Top of Data for analysis

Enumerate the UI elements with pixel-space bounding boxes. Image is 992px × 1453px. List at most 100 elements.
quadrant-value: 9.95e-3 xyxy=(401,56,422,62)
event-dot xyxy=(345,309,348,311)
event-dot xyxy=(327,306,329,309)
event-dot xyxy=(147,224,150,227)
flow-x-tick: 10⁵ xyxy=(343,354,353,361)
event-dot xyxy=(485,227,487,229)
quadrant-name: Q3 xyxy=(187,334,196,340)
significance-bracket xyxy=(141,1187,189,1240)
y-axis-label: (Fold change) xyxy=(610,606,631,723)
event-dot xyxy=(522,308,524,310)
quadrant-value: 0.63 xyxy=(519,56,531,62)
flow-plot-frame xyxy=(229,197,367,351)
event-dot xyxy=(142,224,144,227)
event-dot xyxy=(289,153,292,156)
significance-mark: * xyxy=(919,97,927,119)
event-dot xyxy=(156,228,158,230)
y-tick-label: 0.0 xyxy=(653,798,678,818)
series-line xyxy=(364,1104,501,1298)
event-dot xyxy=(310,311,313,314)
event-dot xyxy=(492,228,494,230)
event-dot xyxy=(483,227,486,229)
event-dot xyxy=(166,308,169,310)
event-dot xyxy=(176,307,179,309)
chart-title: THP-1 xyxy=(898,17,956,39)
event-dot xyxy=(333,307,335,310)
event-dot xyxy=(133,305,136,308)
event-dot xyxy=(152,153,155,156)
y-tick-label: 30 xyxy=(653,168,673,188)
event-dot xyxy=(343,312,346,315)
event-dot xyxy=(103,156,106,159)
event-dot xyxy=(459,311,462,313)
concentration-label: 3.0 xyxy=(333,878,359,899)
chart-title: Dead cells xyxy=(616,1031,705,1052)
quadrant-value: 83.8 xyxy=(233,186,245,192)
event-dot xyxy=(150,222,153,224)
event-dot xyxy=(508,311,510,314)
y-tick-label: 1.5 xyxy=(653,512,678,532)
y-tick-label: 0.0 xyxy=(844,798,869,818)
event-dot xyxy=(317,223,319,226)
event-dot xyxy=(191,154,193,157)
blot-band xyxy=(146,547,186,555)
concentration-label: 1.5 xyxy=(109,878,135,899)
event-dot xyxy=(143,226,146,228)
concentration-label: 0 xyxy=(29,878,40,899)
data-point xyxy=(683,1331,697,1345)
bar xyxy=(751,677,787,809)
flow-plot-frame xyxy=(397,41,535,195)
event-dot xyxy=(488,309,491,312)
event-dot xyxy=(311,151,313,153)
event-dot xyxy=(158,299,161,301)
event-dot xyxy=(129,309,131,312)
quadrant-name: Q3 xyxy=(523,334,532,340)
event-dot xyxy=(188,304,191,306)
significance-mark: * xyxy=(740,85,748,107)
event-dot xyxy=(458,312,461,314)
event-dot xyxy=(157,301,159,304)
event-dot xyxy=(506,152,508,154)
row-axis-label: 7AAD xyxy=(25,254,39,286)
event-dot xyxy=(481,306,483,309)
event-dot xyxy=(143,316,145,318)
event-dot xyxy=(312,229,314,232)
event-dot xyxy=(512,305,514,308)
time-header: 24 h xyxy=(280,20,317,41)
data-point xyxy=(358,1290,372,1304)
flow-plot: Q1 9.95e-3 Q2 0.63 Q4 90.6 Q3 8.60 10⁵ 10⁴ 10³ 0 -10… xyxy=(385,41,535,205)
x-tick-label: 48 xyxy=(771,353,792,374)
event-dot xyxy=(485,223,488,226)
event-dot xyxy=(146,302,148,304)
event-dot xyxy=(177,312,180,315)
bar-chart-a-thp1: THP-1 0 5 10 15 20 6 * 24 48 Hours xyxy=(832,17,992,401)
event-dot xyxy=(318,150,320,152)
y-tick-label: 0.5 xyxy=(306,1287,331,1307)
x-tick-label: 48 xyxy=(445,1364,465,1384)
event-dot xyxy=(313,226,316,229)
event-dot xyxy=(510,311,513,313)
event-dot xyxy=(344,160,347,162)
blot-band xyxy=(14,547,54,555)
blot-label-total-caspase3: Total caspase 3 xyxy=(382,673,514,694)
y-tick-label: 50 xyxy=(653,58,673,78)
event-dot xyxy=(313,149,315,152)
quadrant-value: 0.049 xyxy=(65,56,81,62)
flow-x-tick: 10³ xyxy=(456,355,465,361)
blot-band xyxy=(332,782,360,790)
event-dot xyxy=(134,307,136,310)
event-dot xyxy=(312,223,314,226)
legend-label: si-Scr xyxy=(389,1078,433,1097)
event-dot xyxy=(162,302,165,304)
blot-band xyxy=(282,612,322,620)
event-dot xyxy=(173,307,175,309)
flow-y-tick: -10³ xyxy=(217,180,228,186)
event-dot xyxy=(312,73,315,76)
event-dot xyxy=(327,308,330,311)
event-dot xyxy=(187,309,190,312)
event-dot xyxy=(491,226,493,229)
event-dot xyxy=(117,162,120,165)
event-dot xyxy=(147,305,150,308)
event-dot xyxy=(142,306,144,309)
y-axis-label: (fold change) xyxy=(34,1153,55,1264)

Bottom of Data for analysis

When a line of the records holds the word "tick", copy that line.

flow-x-tick: 10⁵ xyxy=(343,354,353,361)
y-tick-label: 0.0 xyxy=(653,798,678,818)
y-tick-label: 30 xyxy=(653,168,673,188)
y-tick-label: 1.5 xyxy=(653,512,678,532)
y-tick-label: 0.0 xyxy=(844,798,869,818)
x-tick-label: 48 xyxy=(771,353,792,374)
y-tick-label: 0.5 xyxy=(306,1287,331,1307)
x-tick-label: 48 xyxy=(445,1364,465,1384)
y-tick-label: 50 xyxy=(653,58,673,78)
flow-x-tick: 10³ xyxy=(456,355,465,361)
flow-y-tick: -10³ xyxy=(217,180,228,186)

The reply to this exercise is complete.